Direction:
Type out the complete listing below word for word, without its pictures.

Material for the task:
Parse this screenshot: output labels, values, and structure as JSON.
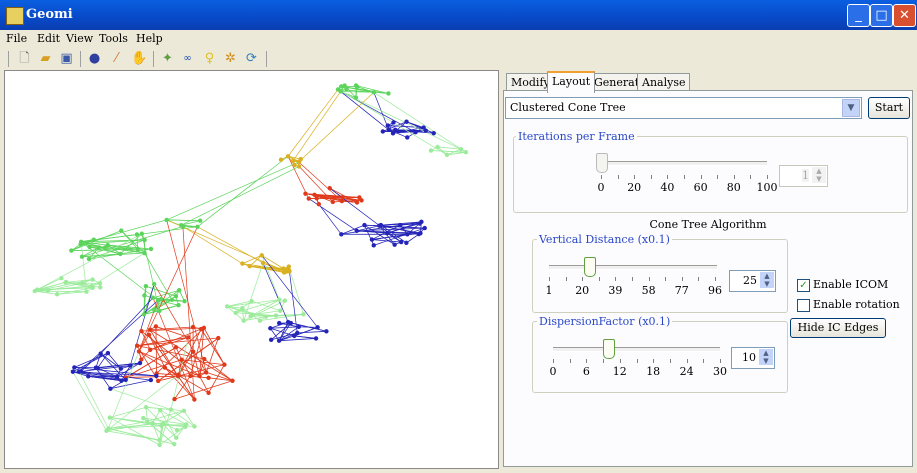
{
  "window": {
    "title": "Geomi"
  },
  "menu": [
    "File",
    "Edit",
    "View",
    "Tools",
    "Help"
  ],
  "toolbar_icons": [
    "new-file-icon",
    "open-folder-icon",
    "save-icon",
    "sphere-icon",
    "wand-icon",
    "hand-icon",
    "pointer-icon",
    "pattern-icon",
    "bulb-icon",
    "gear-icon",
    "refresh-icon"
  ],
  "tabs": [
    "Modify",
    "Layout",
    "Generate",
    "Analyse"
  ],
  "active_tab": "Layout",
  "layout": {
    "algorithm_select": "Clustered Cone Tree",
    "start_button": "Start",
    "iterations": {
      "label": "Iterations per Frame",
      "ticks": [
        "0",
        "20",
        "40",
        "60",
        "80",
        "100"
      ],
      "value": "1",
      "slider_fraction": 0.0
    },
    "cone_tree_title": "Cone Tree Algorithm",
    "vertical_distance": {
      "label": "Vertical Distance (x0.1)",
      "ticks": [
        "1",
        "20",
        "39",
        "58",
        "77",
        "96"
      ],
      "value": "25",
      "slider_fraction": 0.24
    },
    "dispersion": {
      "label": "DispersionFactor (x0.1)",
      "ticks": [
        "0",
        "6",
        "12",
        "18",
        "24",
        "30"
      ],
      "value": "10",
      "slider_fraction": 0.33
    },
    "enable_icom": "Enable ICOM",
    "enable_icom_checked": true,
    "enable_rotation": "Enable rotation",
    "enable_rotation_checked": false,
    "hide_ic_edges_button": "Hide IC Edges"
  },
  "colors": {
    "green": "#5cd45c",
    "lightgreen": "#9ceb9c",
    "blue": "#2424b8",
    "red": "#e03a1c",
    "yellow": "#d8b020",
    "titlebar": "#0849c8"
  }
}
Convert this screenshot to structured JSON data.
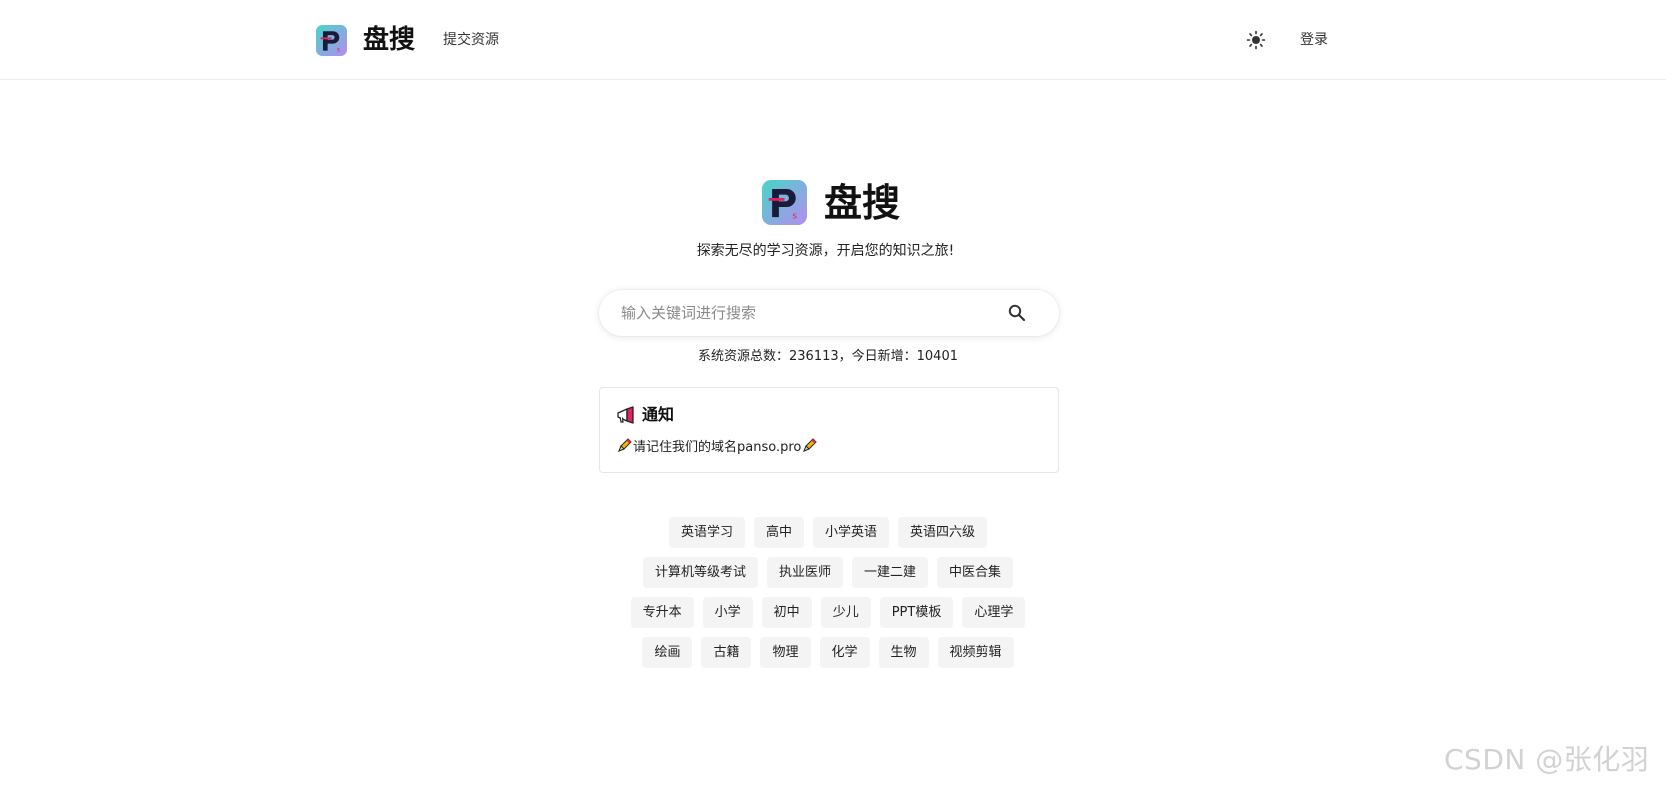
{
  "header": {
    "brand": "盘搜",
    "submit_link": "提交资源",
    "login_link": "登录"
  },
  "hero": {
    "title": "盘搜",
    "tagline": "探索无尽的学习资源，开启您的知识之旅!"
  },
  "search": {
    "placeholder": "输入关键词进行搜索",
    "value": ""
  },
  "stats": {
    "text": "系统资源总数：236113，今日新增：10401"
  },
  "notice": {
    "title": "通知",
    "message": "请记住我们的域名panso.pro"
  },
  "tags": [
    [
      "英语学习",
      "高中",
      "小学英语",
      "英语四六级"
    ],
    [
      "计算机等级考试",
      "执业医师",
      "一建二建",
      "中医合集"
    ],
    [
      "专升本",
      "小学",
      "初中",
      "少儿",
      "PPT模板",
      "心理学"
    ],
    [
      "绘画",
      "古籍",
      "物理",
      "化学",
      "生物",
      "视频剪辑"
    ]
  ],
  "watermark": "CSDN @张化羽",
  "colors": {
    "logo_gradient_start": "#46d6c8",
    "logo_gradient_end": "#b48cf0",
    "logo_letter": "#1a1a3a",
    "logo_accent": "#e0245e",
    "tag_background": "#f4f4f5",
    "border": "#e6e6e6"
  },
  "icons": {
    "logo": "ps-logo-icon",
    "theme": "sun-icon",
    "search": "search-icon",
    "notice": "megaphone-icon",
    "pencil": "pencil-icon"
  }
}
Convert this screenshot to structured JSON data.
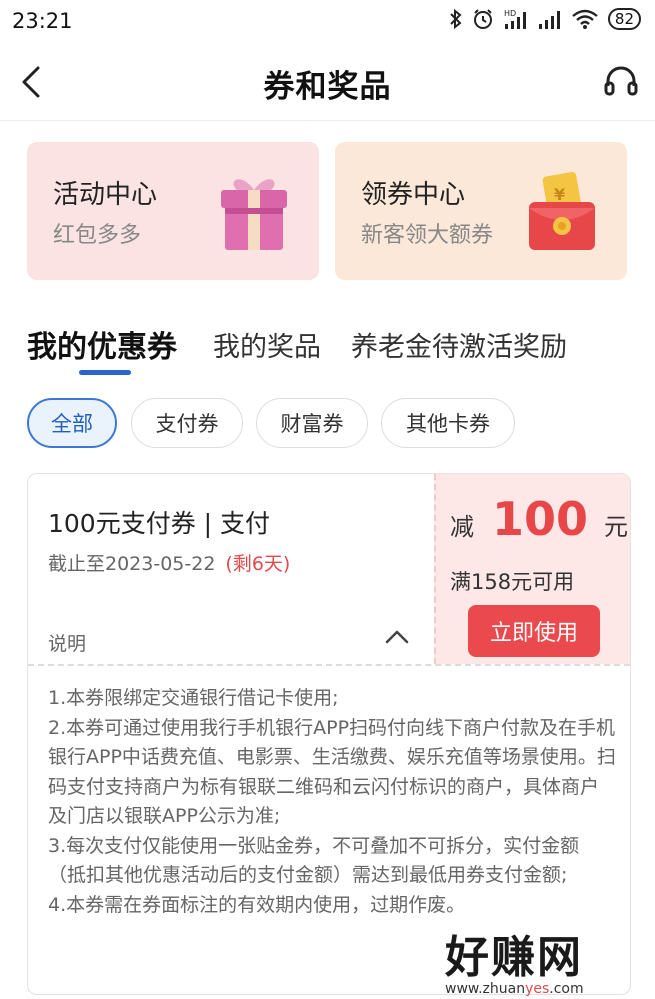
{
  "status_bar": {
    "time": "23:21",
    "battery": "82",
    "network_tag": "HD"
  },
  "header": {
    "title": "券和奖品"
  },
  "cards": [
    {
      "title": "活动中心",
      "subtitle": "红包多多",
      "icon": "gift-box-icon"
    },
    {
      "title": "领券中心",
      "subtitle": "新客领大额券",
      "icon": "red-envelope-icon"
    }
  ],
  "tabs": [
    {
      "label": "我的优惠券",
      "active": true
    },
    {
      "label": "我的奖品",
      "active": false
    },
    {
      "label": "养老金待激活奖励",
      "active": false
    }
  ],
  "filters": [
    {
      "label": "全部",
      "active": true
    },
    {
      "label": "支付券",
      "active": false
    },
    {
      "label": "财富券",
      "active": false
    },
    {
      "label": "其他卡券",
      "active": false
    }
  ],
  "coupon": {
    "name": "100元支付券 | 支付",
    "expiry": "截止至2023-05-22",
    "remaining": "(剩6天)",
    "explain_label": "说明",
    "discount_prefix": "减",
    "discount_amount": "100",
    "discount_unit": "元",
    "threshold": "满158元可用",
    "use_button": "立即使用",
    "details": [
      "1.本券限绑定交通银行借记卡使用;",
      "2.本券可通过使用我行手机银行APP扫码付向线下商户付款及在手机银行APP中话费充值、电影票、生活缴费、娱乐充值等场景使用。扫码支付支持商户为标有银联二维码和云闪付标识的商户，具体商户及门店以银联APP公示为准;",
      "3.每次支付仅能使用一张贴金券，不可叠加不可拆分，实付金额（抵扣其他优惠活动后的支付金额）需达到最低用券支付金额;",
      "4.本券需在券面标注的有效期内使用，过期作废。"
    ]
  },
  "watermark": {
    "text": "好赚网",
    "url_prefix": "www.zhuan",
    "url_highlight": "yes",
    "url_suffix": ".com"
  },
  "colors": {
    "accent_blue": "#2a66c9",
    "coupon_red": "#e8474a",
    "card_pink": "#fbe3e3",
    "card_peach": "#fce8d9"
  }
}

Response:
Parse this screenshot: output labels, values, and structure as JSON.
{
  "window": {
    "title": "Geomi"
  },
  "menu": [
    "File",
    "Edit",
    "View",
    "Tools",
    "Help"
  ],
  "toolbar_icons": [
    "new-file-icon",
    "open-folder-icon",
    "save-icon",
    "sphere-icon",
    "wand-icon",
    "hand-icon",
    "pointer-icon",
    "pattern-icon",
    "bulb-icon",
    "gear-icon",
    "refresh-icon"
  ],
  "tabs": [
    "Modify",
    "Layout",
    "Generate",
    "Analyse"
  ],
  "active_tab": "Layout",
  "layout": {
    "algorithm_select": "Clustered Cone Tree",
    "start_button": "Start",
    "iterations": {
      "label": "Iterations per Frame",
      "ticks": [
        "0",
        "20",
        "40",
        "60",
        "80",
        "100"
      ],
      "value": "1",
      "slider_fraction": 0.0
    },
    "cone_tree_title": "Cone Tree Algorithm",
    "vertical_distance": {
      "label": "Vertical Distance (x0.1)",
      "ticks": [
        "1",
        "20",
        "39",
        "58",
        "77",
        "96"
      ],
      "value": "25",
      "slider_fraction": 0.24
    },
    "dispersion": {
      "label": "DispersionFactor (x0.1)",
      "ticks": [
        "0",
        "6",
        "12",
        "18",
        "24",
        "30"
      ],
      "value": "10",
      "slider_fraction": 0.33
    },
    "enable_icom": "Enable ICOM",
    "enable_icom_checked": true,
    "enable_rotation": "Enable rotation",
    "enable_rotation_checked": false,
    "hide_ic_edges_button": "Hide IC Edges"
  },
  "colors": {
    "green": "#5cd45c",
    "lightgreen": "#9ceb9c",
    "blue": "#2424b8",
    "red": "#e03a1c",
    "yellow": "#d8b020",
    "titlebar": "#0849c8"
  }
}
Convert this screenshot to structured JSON data.
{
  "header": {
    "brand": "盘搜",
    "submit_link": "提交资源",
    "login_link": "登录"
  },
  "hero": {
    "title": "盘搜",
    "tagline": "探索无尽的学习资源，开启您的知识之旅!"
  },
  "search": {
    "placeholder": "输入关键词进行搜索",
    "value": ""
  },
  "stats": {
    "text": "系统资源总数：236113，今日新增：10401"
  },
  "notice": {
    "title": "通知",
    "message": "请记住我们的域名panso.pro"
  },
  "tags": [
    [
      "英语学习",
      "高中",
      "小学英语",
      "英语四六级"
    ],
    [
      "计算机等级考试",
      "执业医师",
      "一建二建",
      "中医合集"
    ],
    [
      "专升本",
      "小学",
      "初中",
      "少儿",
      "PPT模板",
      "心理学"
    ],
    [
      "绘画",
      "古籍",
      "物理",
      "化学",
      "生物",
      "视频剪辑"
    ]
  ],
  "watermark": "CSDN @张化羽",
  "colors": {
    "logo_gradient_start": "#46d6c8",
    "logo_gradient_end": "#b48cf0",
    "logo_letter": "#1a1a3a",
    "logo_accent": "#e0245e",
    "tag_background": "#f4f4f5",
    "border": "#e6e6e6"
  },
  "icons": {
    "logo": "ps-logo-icon",
    "theme": "sun-icon",
    "search": "search-icon",
    "notice": "megaphone-icon",
    "pencil": "pencil-icon"
  }
}
Convert this screenshot to structured JSON data.
{
  "status_bar": {
    "time": "23:21",
    "battery": "82",
    "network_tag": "HD"
  },
  "header": {
    "title": "券和奖品"
  },
  "cards": [
    {
      "title": "活动中心",
      "subtitle": "红包多多",
      "icon": "gift-box-icon"
    },
    {
      "title": "领券中心",
      "subtitle": "新客领大额券",
      "icon": "red-envelope-icon"
    }
  ],
  "tabs": [
    {
      "label": "我的优惠券",
      "active": true
    },
    {
      "label": "我的奖品",
      "active": false
    },
    {
      "label": "养老金待激活奖励",
      "active": false
    }
  ],
  "filters": [
    {
      "label": "全部",
      "active": true
    },
    {
      "label": "支付券",
      "active": false
    },
    {
      "label": "财富券",
      "active": false
    },
    {
      "label": "其他卡券",
      "active": false
    }
  ],
  "coupon": {
    "name": "100元支付券 | 支付",
    "expiry": "截止至2023-05-22",
    "remaining": "(剩6天)",
    "explain_label": "说明",
    "discount_prefix": "减",
    "discount_amount": "100",
    "discount_unit": "元",
    "threshold": "满158元可用",
    "use_button": "立即使用",
    "details": [
      "1.本券限绑定交通银行借记卡使用;",
      "2.本券可通过使用我行手机银行APP扫码付向线下商户付款及在手机银行APP中话费充值、电影票、生活缴费、娱乐充值等场景使用。扫码支付支持商户为标有银联二维码和云闪付标识的商户，具体商户及门店以银联APP公示为准;",
      "3.每次支付仅能使用一张贴金券，不可叠加不可拆分，实付金额（抵扣其他优惠活动后的支付金额）需达到最低用券支付金额;",
      "4.本券需在券面标注的有效期内使用，过期作废。"
    ]
  },
  "watermark": {
    "text": "好赚网",
    "url_prefix": "www.zhuan",
    "url_highlight": "yes",
    "url_suffix": ".com"
  },
  "colors": {
    "accent_blue": "#2a66c9",
    "coupon_red": "#e8474a",
    "card_pink": "#fbe3e3",
    "card_peach": "#fce8d9"
  }
}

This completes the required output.